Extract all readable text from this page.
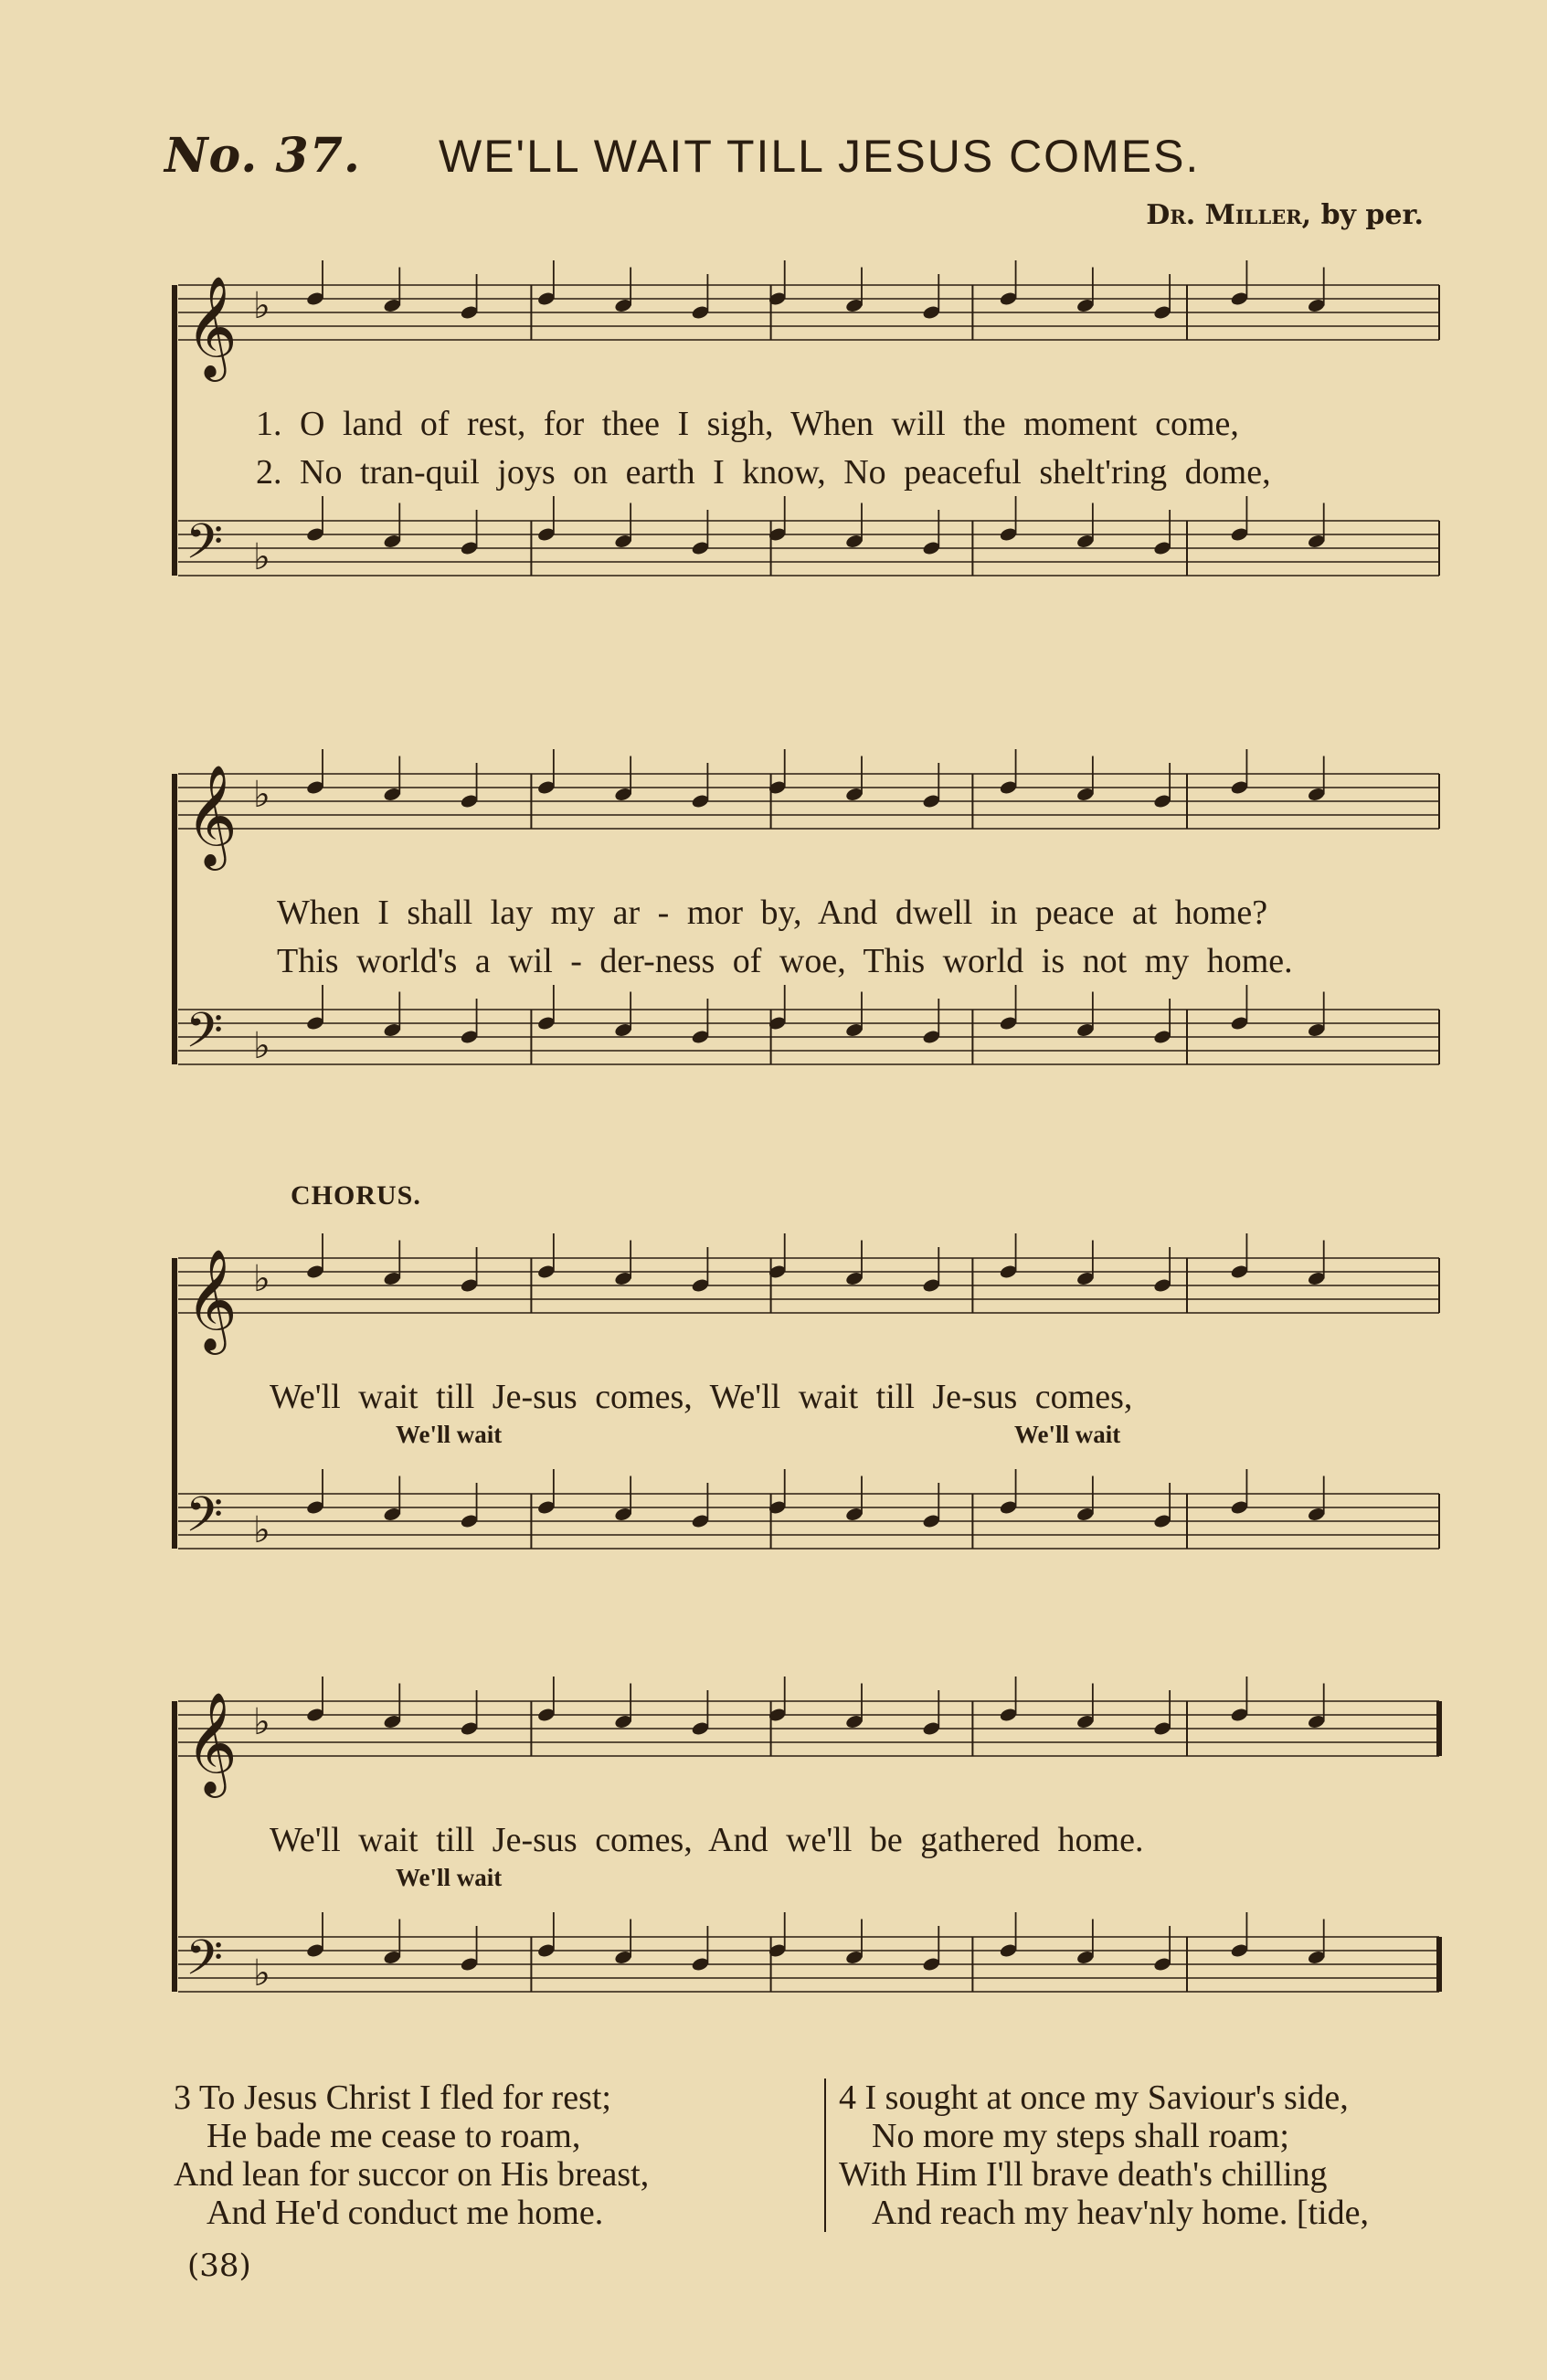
No. 37. WE'LL WAIT TILL JESUS COMES.
Dr. Miller, by per.
𝄞 ♭
𝄢 ♭
1. O land of rest, for thee I sigh, When will the moment come,
2. No tran-quil joys on earth I know, No peaceful shelt'ring dome,
𝄞 ♭
𝄢 ♭
When I shall lay my ar - mor by, And dwell in peace at home?
This world's a wil - der-ness of woe, This world is not my home.
CHORUS.
𝄞 ♭
𝄢 ♭
We'll wait till Je-sus comes, We'll wait till Je-sus comes,
We'll wait	We'll wait
𝄞 ♭
𝄢 ♭
We'll wait till Je-sus comes, And we'll be gathered home.
We'll wait
3 To Jesus Christ I fled for rest;
He bade me cease to roam,
And lean for succor on His breast,
And He'd conduct me home.
4 I sought at once my Saviour's side,
No more my steps shall roam;
With Him I'll brave death's chilling
And reach my heav'nly home. [tide,
(38)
┄┄┄┄┄┄
SET EXERCISE » Each line in the listing above that contains "rest" should be copied.

EXPECTED ANSWER »
1. O land of rest, for thee I sigh, When will the moment come,
3 To Jesus Christ I fled for rest;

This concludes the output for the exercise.